**Exercise objective**
Go through the material and pull out every line with the string "kind" in it.

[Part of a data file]
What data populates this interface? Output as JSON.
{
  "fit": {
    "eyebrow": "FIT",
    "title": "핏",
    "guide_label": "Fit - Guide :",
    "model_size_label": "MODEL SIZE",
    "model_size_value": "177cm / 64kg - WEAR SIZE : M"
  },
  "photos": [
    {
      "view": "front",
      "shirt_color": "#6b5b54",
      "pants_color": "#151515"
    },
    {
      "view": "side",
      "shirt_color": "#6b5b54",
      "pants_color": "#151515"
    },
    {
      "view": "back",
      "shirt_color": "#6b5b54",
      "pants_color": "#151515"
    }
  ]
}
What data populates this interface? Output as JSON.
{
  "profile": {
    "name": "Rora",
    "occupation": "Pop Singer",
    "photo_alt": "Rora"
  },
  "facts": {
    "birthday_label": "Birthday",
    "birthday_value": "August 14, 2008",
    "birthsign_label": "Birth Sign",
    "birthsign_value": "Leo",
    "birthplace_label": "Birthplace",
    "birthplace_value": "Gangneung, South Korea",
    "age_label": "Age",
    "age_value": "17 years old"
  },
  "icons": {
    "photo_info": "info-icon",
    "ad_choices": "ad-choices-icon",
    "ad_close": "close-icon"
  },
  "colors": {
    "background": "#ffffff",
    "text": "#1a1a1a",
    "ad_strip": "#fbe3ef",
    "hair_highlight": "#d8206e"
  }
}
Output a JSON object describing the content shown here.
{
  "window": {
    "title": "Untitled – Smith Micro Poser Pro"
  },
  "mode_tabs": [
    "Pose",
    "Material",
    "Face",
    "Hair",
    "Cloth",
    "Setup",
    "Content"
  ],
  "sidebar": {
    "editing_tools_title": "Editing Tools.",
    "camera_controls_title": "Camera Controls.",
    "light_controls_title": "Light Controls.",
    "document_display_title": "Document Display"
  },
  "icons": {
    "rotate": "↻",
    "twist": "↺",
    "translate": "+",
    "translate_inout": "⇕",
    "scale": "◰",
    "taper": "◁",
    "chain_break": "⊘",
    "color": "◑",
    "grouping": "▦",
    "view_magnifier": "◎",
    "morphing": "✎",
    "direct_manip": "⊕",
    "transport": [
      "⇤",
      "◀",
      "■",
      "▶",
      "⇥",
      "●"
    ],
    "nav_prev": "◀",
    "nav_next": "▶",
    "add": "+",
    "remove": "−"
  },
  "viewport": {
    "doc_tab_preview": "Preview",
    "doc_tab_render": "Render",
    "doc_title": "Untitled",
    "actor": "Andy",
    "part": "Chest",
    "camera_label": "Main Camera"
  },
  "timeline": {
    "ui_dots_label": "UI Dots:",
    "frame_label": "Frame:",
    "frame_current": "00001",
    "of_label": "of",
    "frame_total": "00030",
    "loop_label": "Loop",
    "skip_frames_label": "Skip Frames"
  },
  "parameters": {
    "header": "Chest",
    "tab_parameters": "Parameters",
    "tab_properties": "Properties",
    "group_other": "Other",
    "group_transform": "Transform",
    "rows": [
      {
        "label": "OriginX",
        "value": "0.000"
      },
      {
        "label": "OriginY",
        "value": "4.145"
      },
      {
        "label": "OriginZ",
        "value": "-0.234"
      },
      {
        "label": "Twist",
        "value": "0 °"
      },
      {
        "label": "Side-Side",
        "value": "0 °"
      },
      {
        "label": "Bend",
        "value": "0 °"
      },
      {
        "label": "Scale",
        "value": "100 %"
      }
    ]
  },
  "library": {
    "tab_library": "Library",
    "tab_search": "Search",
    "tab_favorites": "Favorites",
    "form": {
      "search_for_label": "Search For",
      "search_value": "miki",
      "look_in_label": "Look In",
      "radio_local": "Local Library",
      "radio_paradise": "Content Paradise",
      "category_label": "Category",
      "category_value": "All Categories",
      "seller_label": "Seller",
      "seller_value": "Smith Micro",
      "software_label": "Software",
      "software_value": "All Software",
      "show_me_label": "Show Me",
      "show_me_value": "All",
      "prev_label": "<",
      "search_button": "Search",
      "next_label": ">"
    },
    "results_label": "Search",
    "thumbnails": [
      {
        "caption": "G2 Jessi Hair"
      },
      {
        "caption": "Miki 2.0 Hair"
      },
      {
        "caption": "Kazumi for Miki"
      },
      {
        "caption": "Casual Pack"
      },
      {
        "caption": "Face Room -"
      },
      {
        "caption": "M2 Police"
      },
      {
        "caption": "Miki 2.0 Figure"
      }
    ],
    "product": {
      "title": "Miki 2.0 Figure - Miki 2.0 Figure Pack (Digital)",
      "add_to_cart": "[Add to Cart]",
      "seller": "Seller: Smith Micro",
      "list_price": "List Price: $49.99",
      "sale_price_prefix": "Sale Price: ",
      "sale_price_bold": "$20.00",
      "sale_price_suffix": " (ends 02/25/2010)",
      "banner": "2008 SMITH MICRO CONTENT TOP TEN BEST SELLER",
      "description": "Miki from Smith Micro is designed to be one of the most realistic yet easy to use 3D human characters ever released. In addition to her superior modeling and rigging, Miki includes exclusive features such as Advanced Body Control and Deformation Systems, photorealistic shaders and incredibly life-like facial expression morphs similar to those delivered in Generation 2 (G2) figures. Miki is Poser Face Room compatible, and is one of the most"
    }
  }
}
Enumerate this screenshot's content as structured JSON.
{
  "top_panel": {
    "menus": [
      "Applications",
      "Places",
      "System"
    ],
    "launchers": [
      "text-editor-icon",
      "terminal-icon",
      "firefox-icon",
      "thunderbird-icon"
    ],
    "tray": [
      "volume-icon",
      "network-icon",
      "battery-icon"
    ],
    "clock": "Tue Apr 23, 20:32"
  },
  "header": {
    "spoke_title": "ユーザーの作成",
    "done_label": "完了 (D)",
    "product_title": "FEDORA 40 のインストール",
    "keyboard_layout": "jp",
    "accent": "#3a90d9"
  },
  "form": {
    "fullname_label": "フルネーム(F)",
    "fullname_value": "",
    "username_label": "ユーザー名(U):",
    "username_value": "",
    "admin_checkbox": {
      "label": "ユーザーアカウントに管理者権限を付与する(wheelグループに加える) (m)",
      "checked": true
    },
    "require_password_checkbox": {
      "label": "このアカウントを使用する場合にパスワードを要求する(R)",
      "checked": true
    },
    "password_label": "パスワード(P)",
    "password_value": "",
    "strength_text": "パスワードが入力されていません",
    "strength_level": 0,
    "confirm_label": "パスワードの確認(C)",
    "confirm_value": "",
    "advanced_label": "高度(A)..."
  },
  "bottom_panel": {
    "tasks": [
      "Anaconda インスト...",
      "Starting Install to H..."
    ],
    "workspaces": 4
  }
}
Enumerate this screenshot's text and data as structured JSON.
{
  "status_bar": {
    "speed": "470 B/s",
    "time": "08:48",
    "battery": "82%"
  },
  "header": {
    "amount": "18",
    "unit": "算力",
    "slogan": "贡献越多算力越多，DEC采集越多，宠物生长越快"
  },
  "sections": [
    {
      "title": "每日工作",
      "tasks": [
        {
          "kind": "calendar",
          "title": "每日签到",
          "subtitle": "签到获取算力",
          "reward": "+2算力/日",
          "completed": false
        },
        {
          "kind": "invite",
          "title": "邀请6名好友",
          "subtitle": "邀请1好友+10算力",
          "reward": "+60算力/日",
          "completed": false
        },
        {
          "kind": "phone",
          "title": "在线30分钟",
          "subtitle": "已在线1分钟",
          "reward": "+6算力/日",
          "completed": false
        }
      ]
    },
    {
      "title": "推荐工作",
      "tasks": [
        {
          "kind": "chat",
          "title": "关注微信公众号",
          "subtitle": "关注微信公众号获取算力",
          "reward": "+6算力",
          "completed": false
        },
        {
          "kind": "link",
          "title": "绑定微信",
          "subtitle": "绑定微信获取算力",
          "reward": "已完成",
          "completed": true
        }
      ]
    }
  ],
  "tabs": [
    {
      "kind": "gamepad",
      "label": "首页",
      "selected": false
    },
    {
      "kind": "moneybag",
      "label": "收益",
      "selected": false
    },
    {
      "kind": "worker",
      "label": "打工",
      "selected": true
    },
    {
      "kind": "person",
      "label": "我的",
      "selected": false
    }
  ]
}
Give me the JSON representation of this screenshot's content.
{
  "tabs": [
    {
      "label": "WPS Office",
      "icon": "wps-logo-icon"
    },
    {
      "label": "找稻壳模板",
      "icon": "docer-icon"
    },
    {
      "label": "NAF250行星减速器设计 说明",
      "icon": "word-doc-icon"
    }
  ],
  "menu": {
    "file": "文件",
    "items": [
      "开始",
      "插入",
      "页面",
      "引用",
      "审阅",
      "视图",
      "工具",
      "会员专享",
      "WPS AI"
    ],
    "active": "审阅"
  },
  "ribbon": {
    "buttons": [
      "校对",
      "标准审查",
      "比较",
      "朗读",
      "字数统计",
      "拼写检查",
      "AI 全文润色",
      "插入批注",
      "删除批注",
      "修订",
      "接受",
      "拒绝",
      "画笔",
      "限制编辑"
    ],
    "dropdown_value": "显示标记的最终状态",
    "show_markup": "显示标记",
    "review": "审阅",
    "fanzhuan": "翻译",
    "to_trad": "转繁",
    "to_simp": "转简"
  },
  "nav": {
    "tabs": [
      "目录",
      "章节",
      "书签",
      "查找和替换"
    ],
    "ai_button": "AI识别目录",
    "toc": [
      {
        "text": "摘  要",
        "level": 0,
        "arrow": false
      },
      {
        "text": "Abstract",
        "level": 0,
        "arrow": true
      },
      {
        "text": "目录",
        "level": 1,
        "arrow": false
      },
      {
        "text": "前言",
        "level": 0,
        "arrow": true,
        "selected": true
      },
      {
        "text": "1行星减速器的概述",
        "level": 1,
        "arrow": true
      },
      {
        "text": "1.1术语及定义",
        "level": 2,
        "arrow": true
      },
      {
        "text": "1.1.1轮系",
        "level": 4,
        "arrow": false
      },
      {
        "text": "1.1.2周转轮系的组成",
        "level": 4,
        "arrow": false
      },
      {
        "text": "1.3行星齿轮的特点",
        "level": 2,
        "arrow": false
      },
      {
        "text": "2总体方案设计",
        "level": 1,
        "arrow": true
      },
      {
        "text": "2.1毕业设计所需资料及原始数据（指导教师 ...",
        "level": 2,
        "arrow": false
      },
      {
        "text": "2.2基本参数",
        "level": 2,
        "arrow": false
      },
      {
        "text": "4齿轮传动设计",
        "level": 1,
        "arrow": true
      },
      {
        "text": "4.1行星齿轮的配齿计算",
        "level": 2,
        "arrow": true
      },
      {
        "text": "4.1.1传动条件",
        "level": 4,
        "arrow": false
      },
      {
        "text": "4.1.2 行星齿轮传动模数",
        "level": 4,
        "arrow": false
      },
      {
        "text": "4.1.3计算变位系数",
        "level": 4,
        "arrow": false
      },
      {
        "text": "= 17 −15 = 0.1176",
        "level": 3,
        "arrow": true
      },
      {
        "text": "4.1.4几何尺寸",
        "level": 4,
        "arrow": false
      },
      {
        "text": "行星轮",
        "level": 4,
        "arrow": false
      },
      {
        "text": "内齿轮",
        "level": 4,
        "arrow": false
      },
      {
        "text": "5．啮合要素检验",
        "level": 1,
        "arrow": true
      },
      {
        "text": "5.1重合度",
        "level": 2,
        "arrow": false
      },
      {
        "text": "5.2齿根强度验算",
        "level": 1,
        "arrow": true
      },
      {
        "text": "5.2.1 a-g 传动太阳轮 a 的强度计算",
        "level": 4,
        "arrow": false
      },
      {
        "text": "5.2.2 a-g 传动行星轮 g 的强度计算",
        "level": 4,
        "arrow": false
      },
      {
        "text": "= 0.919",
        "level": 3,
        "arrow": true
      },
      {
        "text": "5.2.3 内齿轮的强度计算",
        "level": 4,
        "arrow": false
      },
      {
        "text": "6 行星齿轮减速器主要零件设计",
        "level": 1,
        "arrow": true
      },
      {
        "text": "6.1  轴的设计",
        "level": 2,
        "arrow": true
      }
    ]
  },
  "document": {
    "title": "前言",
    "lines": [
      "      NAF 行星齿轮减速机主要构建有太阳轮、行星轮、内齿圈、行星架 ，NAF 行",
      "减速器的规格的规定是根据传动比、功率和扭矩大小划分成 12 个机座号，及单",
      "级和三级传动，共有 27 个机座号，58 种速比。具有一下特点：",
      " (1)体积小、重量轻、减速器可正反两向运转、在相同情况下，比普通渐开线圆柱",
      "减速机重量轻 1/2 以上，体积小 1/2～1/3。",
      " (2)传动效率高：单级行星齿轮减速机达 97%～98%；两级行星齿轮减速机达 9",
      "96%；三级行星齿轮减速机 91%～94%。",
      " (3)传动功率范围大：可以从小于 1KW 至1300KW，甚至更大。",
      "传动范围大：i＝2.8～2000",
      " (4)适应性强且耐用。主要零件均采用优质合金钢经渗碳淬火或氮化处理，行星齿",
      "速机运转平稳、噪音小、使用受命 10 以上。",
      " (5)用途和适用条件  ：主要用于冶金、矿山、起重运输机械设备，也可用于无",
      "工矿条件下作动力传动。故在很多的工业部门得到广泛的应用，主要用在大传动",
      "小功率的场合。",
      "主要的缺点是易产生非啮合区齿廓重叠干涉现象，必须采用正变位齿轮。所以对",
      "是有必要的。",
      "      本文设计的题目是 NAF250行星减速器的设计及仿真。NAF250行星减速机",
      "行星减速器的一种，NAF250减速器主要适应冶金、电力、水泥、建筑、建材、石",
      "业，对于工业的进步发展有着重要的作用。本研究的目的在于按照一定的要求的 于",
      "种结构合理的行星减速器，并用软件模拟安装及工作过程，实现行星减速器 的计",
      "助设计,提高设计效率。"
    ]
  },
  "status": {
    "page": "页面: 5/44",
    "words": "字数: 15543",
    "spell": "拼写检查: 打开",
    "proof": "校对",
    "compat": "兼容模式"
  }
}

**Reply to the exercise**
          "kind": "calendar",
          "kind": "invite",
          "kind": "phone",
          "kind": "chat",
          "kind": "link",
      "kind": "gamepad",
      "kind": "moneybag",
      "kind": "worker",
      "kind": "person",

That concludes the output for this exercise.